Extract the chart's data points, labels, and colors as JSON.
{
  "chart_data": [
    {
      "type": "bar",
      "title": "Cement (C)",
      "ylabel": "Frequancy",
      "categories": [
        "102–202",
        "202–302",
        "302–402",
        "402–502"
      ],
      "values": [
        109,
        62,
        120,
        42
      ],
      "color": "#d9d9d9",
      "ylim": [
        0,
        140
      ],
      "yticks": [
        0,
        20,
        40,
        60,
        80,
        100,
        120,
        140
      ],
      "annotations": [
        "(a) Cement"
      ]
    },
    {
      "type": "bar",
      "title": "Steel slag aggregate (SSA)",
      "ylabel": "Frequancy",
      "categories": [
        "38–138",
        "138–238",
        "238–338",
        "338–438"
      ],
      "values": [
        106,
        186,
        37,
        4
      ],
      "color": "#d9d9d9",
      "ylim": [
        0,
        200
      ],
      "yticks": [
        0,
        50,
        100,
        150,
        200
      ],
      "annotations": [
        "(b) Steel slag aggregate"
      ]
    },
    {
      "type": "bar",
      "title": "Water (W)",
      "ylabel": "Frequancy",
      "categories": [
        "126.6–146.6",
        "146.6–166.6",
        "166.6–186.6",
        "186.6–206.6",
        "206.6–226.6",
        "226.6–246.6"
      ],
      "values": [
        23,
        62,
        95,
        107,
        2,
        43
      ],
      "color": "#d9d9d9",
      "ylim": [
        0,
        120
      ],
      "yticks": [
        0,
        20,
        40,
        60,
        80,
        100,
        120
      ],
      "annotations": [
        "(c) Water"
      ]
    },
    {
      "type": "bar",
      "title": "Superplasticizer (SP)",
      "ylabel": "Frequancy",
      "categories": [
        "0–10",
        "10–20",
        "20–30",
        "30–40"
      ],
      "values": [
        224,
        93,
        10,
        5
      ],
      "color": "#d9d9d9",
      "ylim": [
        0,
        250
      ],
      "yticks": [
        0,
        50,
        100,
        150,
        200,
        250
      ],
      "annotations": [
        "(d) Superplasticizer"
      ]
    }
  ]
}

• • •

» **TASK INSTRUCTIONS**
Copy each line of the records containing the string "slag".

» **SOLUTION**
      "title": "Steel slag aggregate (SSA)",
        "(b) Steel slag aggregate"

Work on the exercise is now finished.